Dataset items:
◇ ◇ ◇ ◇ ◇ ◇ ◇

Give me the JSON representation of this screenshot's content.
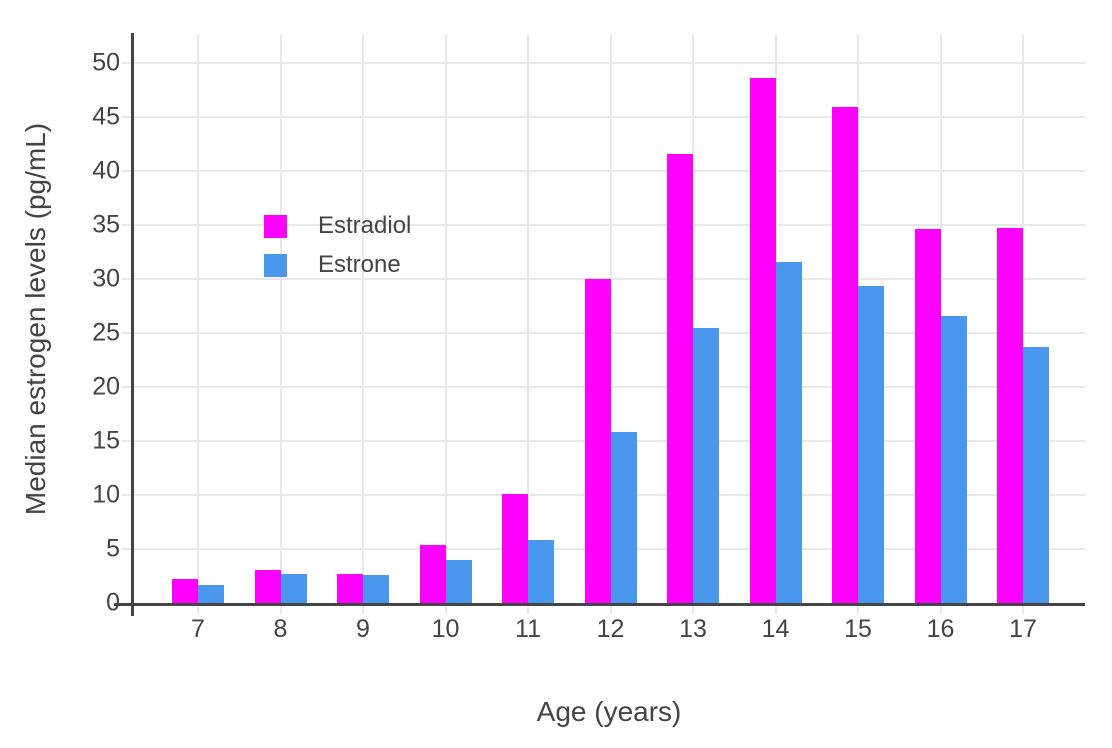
{
  "chart_data": {
    "type": "bar",
    "title": "",
    "xlabel": "Age (years)",
    "ylabel": "Median estrogen levels (pg/mL)",
    "categories": [
      "7",
      "8",
      "9",
      "10",
      "11",
      "12",
      "13",
      "14",
      "15",
      "16",
      "17"
    ],
    "series": [
      {
        "name": "Estradiol",
        "color": "#FF00FF",
        "values": [
          2.2,
          3.1,
          2.7,
          5.4,
          10.1,
          30.0,
          41.6,
          48.6,
          45.9,
          34.6,
          34.7
        ]
      },
      {
        "name": "Estrone",
        "color": "#4A98EE",
        "values": [
          1.7,
          2.7,
          2.6,
          4.0,
          5.8,
          15.8,
          25.5,
          31.6,
          29.4,
          26.6,
          23.7
        ]
      }
    ],
    "ylim": [
      0,
      52.6
    ],
    "yticks": [
      0,
      5,
      10,
      15,
      20,
      25,
      30,
      35,
      40,
      45,
      50
    ],
    "grid": true,
    "legend_position": "inside-top-left"
  },
  "styles": {
    "background": "#FFFFFF",
    "grid_color": "#E8E8E8",
    "axis_color": "#444444",
    "text_color": "#444444"
  }
}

◇ ◇ ◇ ◇ ◇ ◇ ◇

WORK REQUIRED: A faithful copy of the records above is needed, with the pictures left out.

EXPECTED ANSWER:
Give me the JSON representation of this screenshot's content.
{
  "chart_data": {
    "type": "bar",
    "title": "",
    "xlabel": "Age (years)",
    "ylabel": "Median estrogen levels (pg/mL)",
    "categories": [
      "7",
      "8",
      "9",
      "10",
      "11",
      "12",
      "13",
      "14",
      "15",
      "16",
      "17"
    ],
    "series": [
      {
        "name": "Estradiol",
        "color": "#FF00FF",
        "values": [
          2.2,
          3.1,
          2.7,
          5.4,
          10.1,
          30.0,
          41.6,
          48.6,
          45.9,
          34.6,
          34.7
        ]
      },
      {
        "name": "Estrone",
        "color": "#4A98EE",
        "values": [
          1.7,
          2.7,
          2.6,
          4.0,
          5.8,
          15.8,
          25.5,
          31.6,
          29.4,
          26.6,
          23.7
        ]
      }
    ],
    "ylim": [
      0,
      52.6
    ],
    "yticks": [
      0,
      5,
      10,
      15,
      20,
      25,
      30,
      35,
      40,
      45,
      50
    ],
    "grid": true,
    "legend_position": "inside-top-left"
  },
  "styles": {
    "background": "#FFFFFF",
    "grid_color": "#E8E8E8",
    "axis_color": "#444444",
    "text_color": "#444444"
  }
}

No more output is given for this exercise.